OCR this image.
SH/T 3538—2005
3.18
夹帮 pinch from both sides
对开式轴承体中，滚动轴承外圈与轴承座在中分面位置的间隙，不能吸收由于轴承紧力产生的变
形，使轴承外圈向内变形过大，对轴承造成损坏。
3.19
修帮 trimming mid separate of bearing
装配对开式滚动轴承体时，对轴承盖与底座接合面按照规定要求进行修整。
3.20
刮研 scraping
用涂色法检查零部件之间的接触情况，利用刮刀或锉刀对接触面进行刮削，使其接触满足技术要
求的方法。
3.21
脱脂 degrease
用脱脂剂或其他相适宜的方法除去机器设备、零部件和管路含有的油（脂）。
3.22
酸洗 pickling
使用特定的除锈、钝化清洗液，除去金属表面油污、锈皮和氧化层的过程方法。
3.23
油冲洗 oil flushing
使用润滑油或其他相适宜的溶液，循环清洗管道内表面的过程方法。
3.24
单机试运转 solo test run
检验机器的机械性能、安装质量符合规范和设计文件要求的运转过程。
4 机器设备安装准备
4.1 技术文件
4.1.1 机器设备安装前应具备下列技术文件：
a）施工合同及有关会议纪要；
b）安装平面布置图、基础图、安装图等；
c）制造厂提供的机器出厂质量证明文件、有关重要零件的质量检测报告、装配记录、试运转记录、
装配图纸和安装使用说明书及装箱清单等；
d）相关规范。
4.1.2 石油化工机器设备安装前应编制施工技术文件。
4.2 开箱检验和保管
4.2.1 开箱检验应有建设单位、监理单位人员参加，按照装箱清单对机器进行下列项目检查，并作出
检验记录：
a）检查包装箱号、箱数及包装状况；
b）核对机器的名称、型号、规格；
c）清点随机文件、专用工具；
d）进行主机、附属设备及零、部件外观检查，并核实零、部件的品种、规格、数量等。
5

**WHAT THE TASK REQUIRES:** Output all of the data again. Match it exactly.

**OUTPUT OF THE TASK:**
OCR this image.
SH/T 3538—2005
3.18
夹帮 pinch from both sides
对开式轴承体中，滚动轴承外圈与轴承座在中分面位置的间隙，不能吸收由于轴承紧力产生的变
形，使轴承外圈向内变形过大，对轴承造成损坏。
3.19
修帮 trimming mid separate of bearing
装配对开式滚动轴承体时，对轴承盖与底座接合面按照规定要求进行修整。
3.20
刮研 scraping
用涂色法检查零部件之间的接触情况，利用刮刀或锉刀对接触面进行刮削，使其接触满足技术要
求的方法。
3.21
脱脂 degrease
用脱脂剂或其他相适宜的方法除去机器设备、零部件和管路含有的油（脂）。
3.22
酸洗 pickling
使用特定的除锈、钝化清洗液，除去金属表面油污、锈皮和氧化层的过程方法。
3.23
油冲洗 oil flushing
使用润滑油或其他相适宜的溶液，循环清洗管道内表面的过程方法。
3.24
单机试运转 solo test run
检验机器的机械性能、安装质量符合规范和设计文件要求的运转过程。
4 机器设备安装准备
4.1 技术文件
4.1.1 机器设备安装前应具备下列技术文件：
a）施工合同及有关会议纪要；
b）安装平面布置图、基础图、安装图等；
c）制造厂提供的机器出厂质量证明文件、有关重要零件的质量检测报告、装配记录、试运转记录、
装配图纸和安装使用说明书及装箱清单等；
d）相关规范。
4.1.2 石油化工机器设备安装前应编制施工技术文件。
4.2 开箱检验和保管
4.2.1 开箱检验应有建设单位、监理单位人员参加，按照装箱清单对机器进行下列项目检查，并作出
检验记录：
a）检查包装箱号、箱数及包装状况；
b）核对机器的名称、型号、规格；
c）清点随机文件、专用工具；
d）进行主机、附属设备及零、部件外观检查，并核实零、部件的品种、规格、数量等。
5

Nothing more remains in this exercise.